> _EXTRACTED INFORMATION_:
BEGIN
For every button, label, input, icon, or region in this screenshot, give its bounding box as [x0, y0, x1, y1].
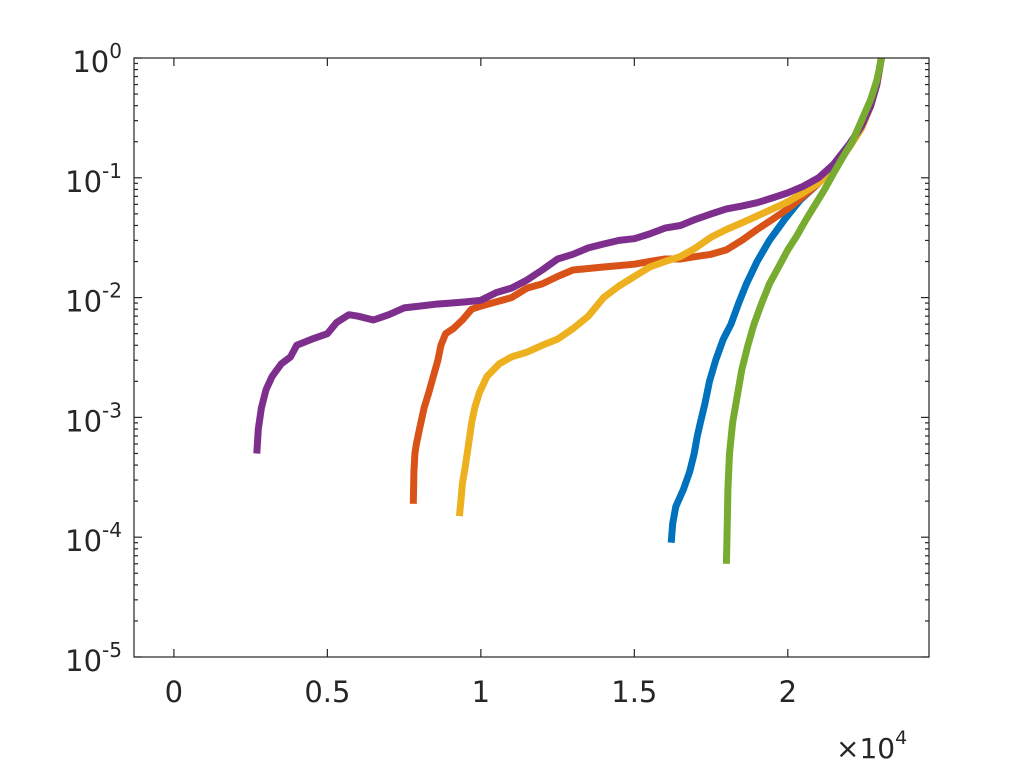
x-tick-label: 1.5 — [611, 675, 657, 709]
x-multiplier: ×104 — [836, 727, 907, 765]
series-5 — [722, 57, 885, 564]
ticks-layer: 0 0.5 1 1.5 2 10-5 10-4 10-3 10-2 10-1 100 — [65, 39, 929, 709]
series-4-line — [253, 57, 885, 454]
plot-frame — [133, 57, 930, 658]
x-multiplier-label: ×10 — [836, 732, 895, 765]
y-tick-label: 10-3 — [65, 398, 122, 438]
y-tick-label: 10-1 — [65, 159, 122, 199]
y-tick-label: 10-4 — [65, 518, 122, 558]
series-5-line — [722, 57, 885, 564]
x-tick-label: 2 — [779, 675, 797, 709]
plot-background — [134, 58, 929, 657]
series-4 — [253, 57, 885, 454]
x-tick-label: 0.5 — [304, 675, 350, 709]
x-multiplier-exponent: 4 — [895, 727, 907, 749]
x-tick-label: 1 — [472, 675, 490, 709]
y-tick-label: 10-5 — [65, 638, 122, 678]
y-tick-label: 100 — [72, 39, 122, 79]
svg-text:×104: ×104 — [836, 727, 907, 765]
x-tick-label: 0 — [165, 675, 183, 709]
series-layer — [253, 57, 885, 564]
y-tick-label: 10-2 — [65, 279, 122, 319]
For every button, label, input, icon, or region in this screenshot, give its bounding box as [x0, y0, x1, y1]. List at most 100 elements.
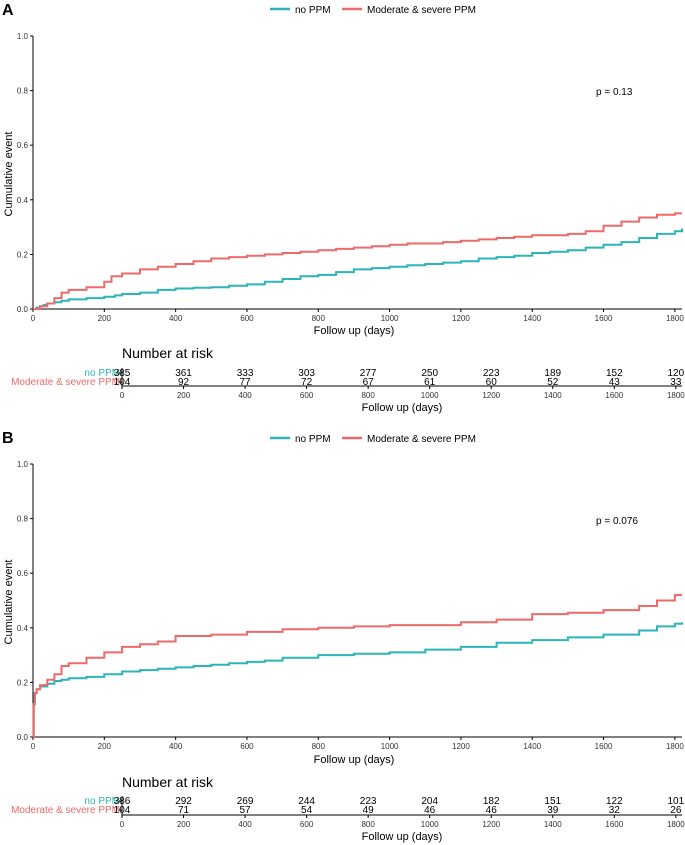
END
> _YOUR OBJECTIVE_: Can you rewrite each of the entries above with "screenshot" changed to "rendered page" and everything else left as is? Omit the pictures from your version.

> _RESPONSE TO THE EXERCISE_:
For every button, label, input, icon, or region in this rendered page, give its bounding box as [x0, y0, x1, y1].
x-tick-label: 1.5 — [611, 675, 657, 709]
x-multiplier: ×104 — [836, 727, 907, 765]
series-5 — [722, 57, 885, 564]
ticks-layer: 0 0.5 1 1.5 2 10-5 10-4 10-3 10-2 10-1 100 — [65, 39, 929, 709]
series-4-line — [253, 57, 885, 454]
plot-frame — [133, 57, 930, 658]
x-multiplier-label: ×10 — [836, 732, 895, 765]
y-tick-label: 10-3 — [65, 398, 122, 438]
y-tick-label: 10-1 — [65, 159, 122, 199]
y-tick-label: 10-4 — [65, 518, 122, 558]
series-5-line — [722, 57, 885, 564]
x-tick-label: 2 — [779, 675, 797, 709]
plot-background — [134, 58, 929, 657]
series-4 — [253, 57, 885, 454]
x-tick-label: 0.5 — [304, 675, 350, 709]
x-multiplier-exponent: 4 — [895, 727, 907, 749]
x-tick-label: 1 — [472, 675, 490, 709]
y-tick-label: 10-5 — [65, 638, 122, 678]
y-tick-label: 100 — [72, 39, 122, 79]
svg-text:×104: ×104 — [836, 727, 907, 765]
x-tick-label: 0 — [165, 675, 183, 709]
series-layer — [253, 57, 885, 564]
y-tick-label: 10-2 — [65, 279, 122, 319]
For every button, label, input, icon, or region in this rendered page, give its bounding box as [x0, y0, x1, y1]. List at most 100 elements.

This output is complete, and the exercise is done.